Task inputs:
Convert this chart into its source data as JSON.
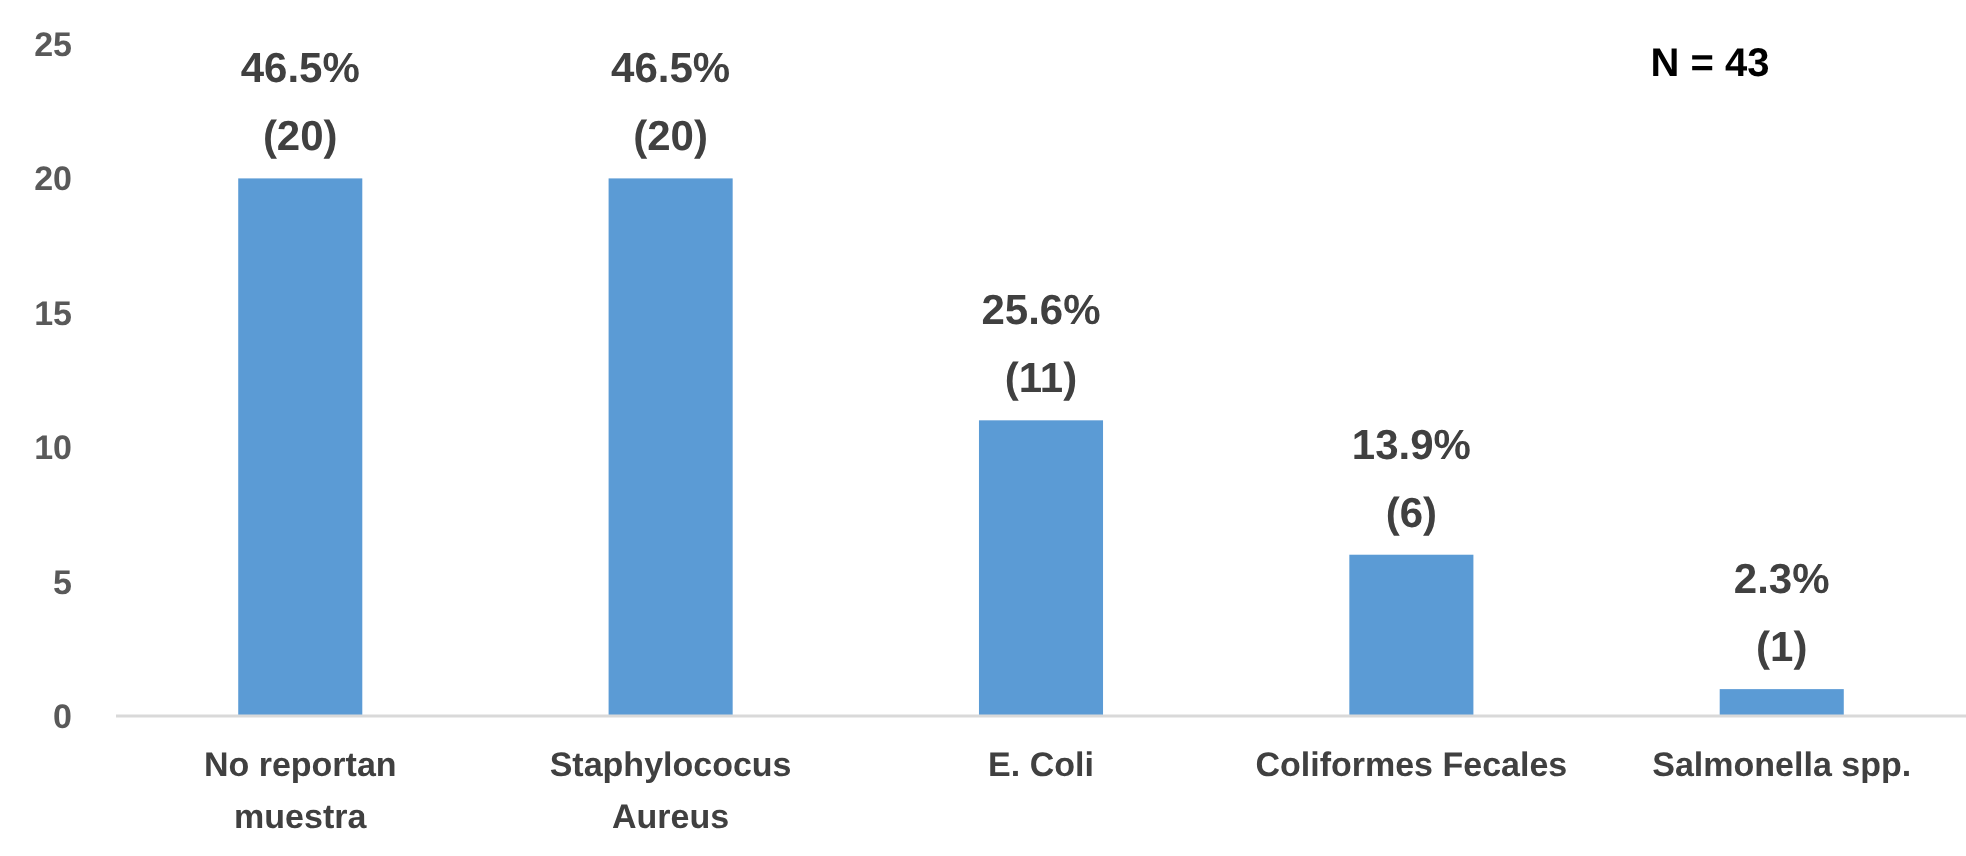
{
  "chart_data": {
    "type": "bar",
    "categories": [
      "No reportan\nmuestra",
      "Staphylococus\nAureus",
      "E. Coli",
      "Coliformes Fecales",
      "Salmonella spp."
    ],
    "values": [
      20,
      20,
      11,
      6,
      1
    ],
    "color": "#5b9bd5",
    "value_labels": [
      "46.5%\n(20)",
      "46.5%\n(20)",
      "25.6%\n(11)",
      "13.9%\n(6)",
      "2.3%\n(1)"
    ],
    "ylim": [
      0,
      25
    ],
    "yticks": [
      0,
      5,
      10,
      15,
      20,
      25
    ],
    "annotations": [
      "N = 43"
    ]
  }
}
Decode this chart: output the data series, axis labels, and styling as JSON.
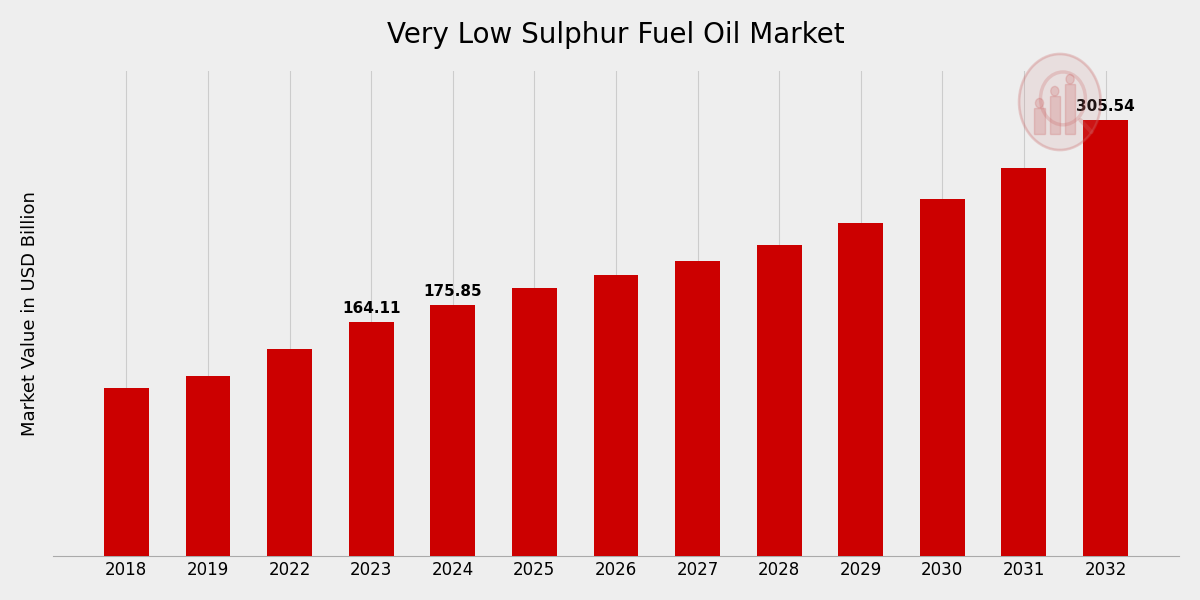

Task statement:
Give every record back exactly as it reads, with no images.

Problem solution:
Convert this chart into its source data as JSON.
{
  "chart_data": {
    "type": "bar",
    "categories": [
      "No reportan\nmuestra",
      "Staphylococus\nAureus",
      "E. Coli",
      "Coliformes Fecales",
      "Salmonella spp."
    ],
    "values": [
      20,
      20,
      11,
      6,
      1
    ],
    "color": "#5b9bd5",
    "value_labels": [
      "46.5%\n(20)",
      "46.5%\n(20)",
      "25.6%\n(11)",
      "13.9%\n(6)",
      "2.3%\n(1)"
    ],
    "ylim": [
      0,
      25
    ],
    "yticks": [
      0,
      5,
      10,
      15,
      20,
      25
    ],
    "annotations": [
      "N = 43"
    ]
  }
}
Decode this chart: output the data series, axis labels, and styling as JSON.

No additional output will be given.